→ **Entries taken from a collection**
"""

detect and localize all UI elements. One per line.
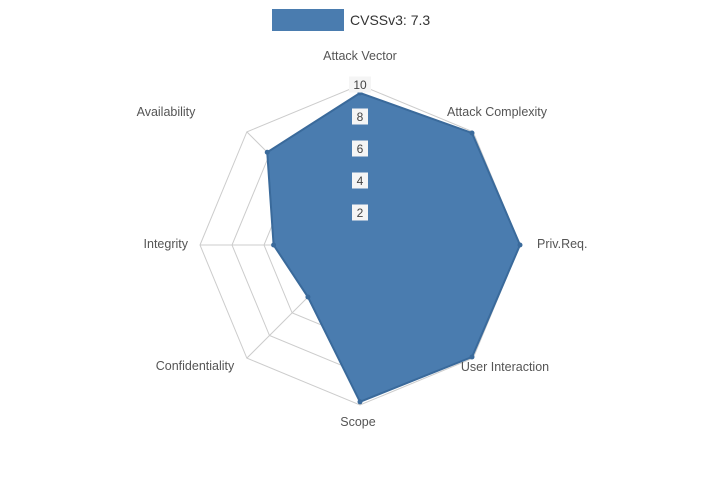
axis-label-attack-vector: Attack Vector [323,49,397,63]
chart-legend[interactable]: CVSSv3: 7.3 [272,9,430,31]
svg-text:8: 8 [357,110,364,124]
svg-text:4: 4 [357,174,364,188]
axis-label-confidentiality: Confidentiality [156,359,235,373]
axis-label-priv-req: Priv.Req. [537,237,587,251]
axis-label-integrity: Integrity [144,237,189,251]
legend-label: CVSSv3: 7.3 [350,12,431,28]
axis-label-availability: Availability [137,105,197,119]
svg-text:2: 2 [357,206,364,220]
radar-tick-labels: 2 4 6 8 10 [349,76,371,221]
radar-axis-labels: Attack Vector Attack Complexity Priv.Req. U… [137,49,588,429]
legend-swatch [272,9,344,31]
axis-label-attack-complexity: Attack Complexity [447,105,548,119]
axis-label-user-interaction: User Interaction [461,360,549,374]
svg-text:10: 10 [353,78,367,92]
radar-series [264,90,523,405]
svg-text:6: 6 [357,142,364,156]
axis-label-scope: Scope [340,415,375,429]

"""

→ **Job**
Please change "CVSSv3" to "CVSSv3.1" in the stretch from the line containing "axis-label-attack-vector: Attack Vector" through the line containing "axis-label-integrity: Integrity [144,237,189,251]", and give back only those lines with nothing else altered.

→ **Solved problem**
axis-label-attack-vector: Attack Vector [323,49,397,63]
chart-legend[interactable]: CVSSv3.1: 7.3 [272,9,430,31]
svg-text:8: 8 [357,110,364,124]
svg-text:4: 4 [357,174,364,188]
axis-label-confidentiality: Confidentiality [156,359,235,373]
axis-label-priv-req: Priv.Req. [537,237,587,251]
axis-label-integrity: Integrity [144,237,189,251]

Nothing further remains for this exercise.